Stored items
######
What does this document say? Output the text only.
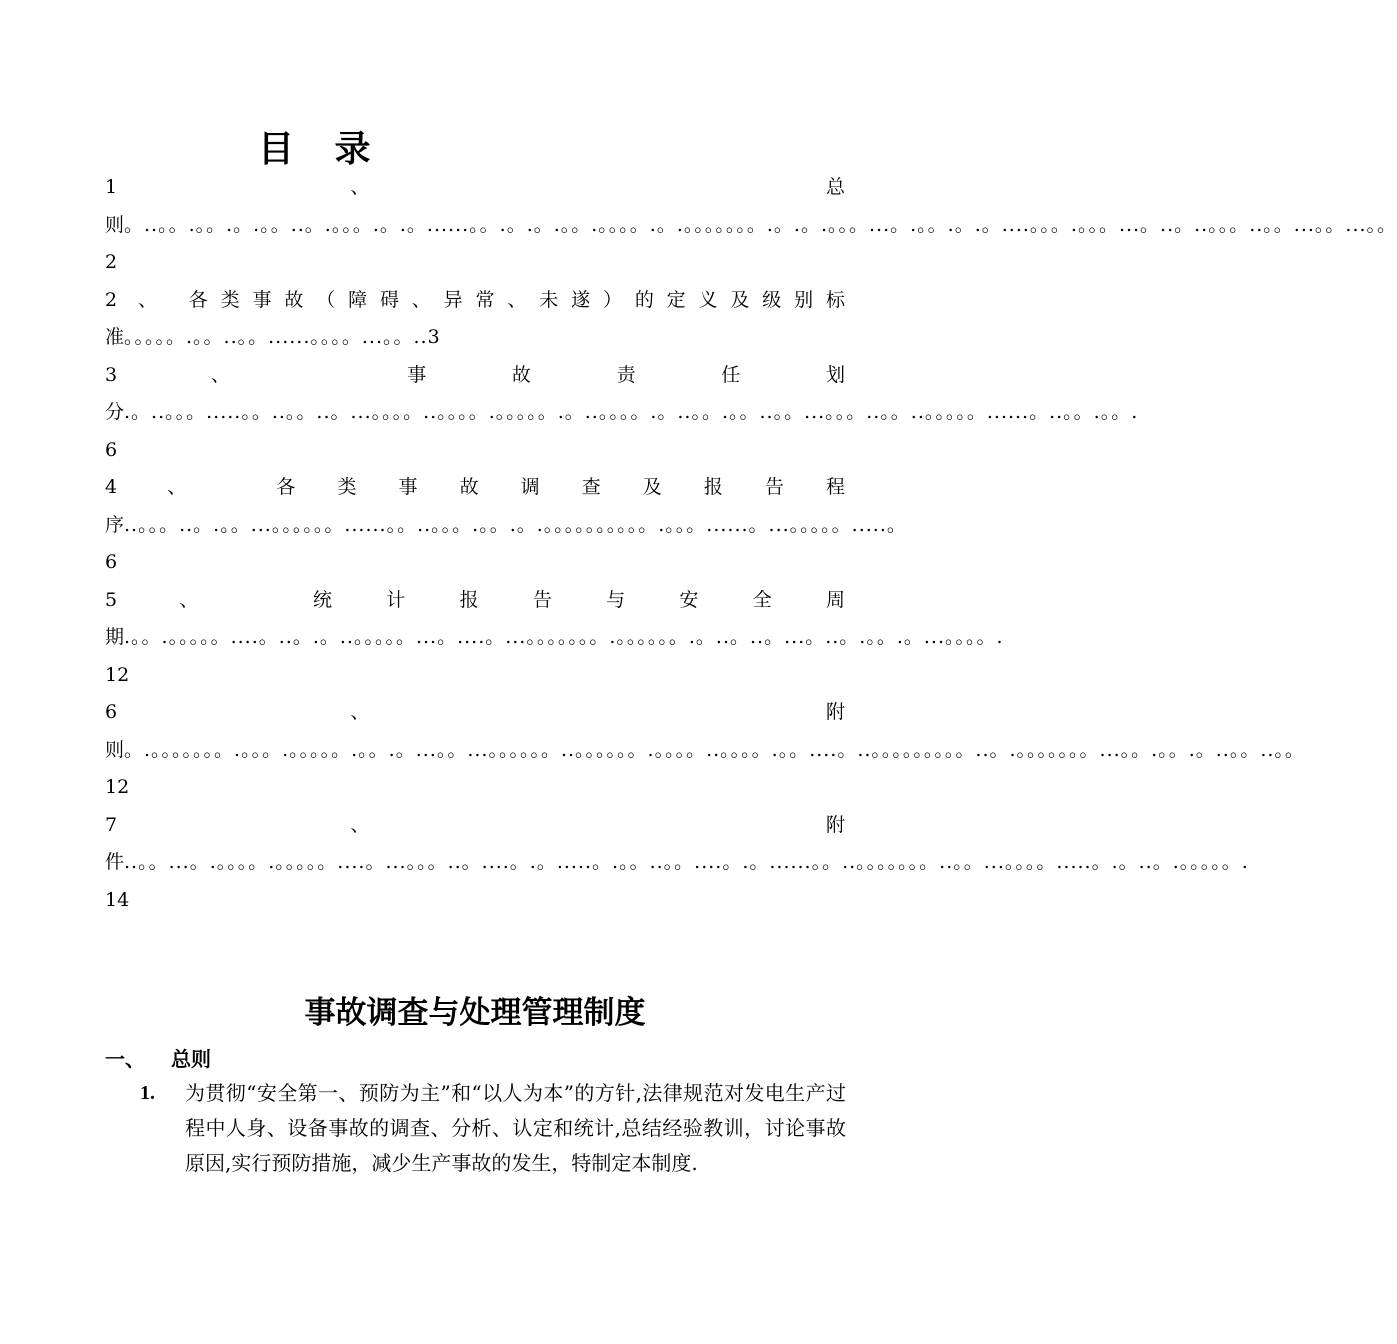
目 录
1	、	总则。..。。.。。.。.。。..。.。。。.。.。......。。.。.。.。。.。。。。.。.。。。。。。。.。.。.。。。...。.。。.。.。....。。。.。。。...。..。..。。。..。。...。。...。。2
2 、 各类事故（障碍、异常、未遂）的定义及级别标准。。。。。.。。..。。......。。。。...。。..3
3	、	事故责任划分.。..。。。.....。。..。。..。...。。。。..。。。。.。。。。。.。..。。。。.。..。。.。。..。。...。。。..。。..。。。。。......。..。。.。。.6
4	、	各类事故调查及报告程序..。。。..。.。。...。。。。。。......。。..。。。.。。.。.。。。。。。。。。。.。。。......。...。。。。。.....。6
5	、	统计报告与安全周期.。。.。。。。。....。..。.。..。。。。。...。....。...。。。。。。。.。。。。。。.。..。..。...。..。.。。.。...。。。。.12
6	、	附则。.。。。。。。。.。。。.。。。。。.。。.。...。。...。。。。。。..。。。。。。.。。。。..。。。。.。。....。..。。。。。。。。。..。.。。。。。。。...。。.。。.。..。。..。。12
7	、	附件..。。...。.。。。。.。。。。。....。...。。。..。....。.。.....。.。。..。。....。.。......。。..。。。。。。。..。。...。。。。.....。.。..。.。。。。。.14
事故调查与处理管理制度
一、 总则
1. 为贯彻“安全第一、预防为主”和“以人为本”的方针,法律规范对发电生产过程中人身、设备事故的调查、分析、认定和统计,总结经验教训，讨论事故原因,实行预防措施，减少生产事故的发生，特制定本制度.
######
**What to work on**
Give the entries again without a single change, but with no pictures.

**Result of the task**
What does this document say? Output the text only.
目 录
1	、	总则。..。。.。。.。.。。..。.。。。.。.。......。。.。.。.。。.。。。。.。.。。。。。。。.。.。.。。。...。.。。.。.。....。。。.。。。...。..。..。。。..。。...。。...。。2
2 、 各类事故（障碍、异常、未遂）的定义及级别标准。。。。。.。。..。。......。。。。...。。..3
3	、	事故责任划分.。..。。。.....。。..。。..。...。。。。..。。。。.。。。。。.。..。。。。.。..。。.。。..。。...。。。..。。..。。。。。......。..。。.。。.6
4	、	各类事故调查及报告程序..。。。..。.。。...。。。。。。......。。..。。。.。。.。.。。。。。。。。。。.。。。......。...。。。。。.....。6
5	、	统计报告与安全周期.。。.。。。。。....。..。.。..。。。。。...。....。...。。。。。。。.。。。。。。.。..。..。...。..。.。。.。...。。。。.12
6	、	附则。.。。。。。。。.。。。.。。。。。.。。.。...。。...。。。。。。..。。。。。。.。。。。..。。。。.。。....。..。。。。。。。。。..。.。。。。。。。...。。.。。.。..。。..。。12
7	、	附件..。。...。.。。。。.。。。。。....。...。。。..。....。.。.....。.。。..。。....。.。......。。..。。。。。。。..。。...。。。。.....。.。..。.。。。。。.14
事故调查与处理管理制度
一、 总则
1. 为贯彻“安全第一、预防为主”和“以人为本”的方针,法律规范对发电生产过程中人身、设备事故的调查、分析、认定和统计,总结经验教训，讨论事故原因,实行预防措施，减少生产事故的发生，特制定本制度.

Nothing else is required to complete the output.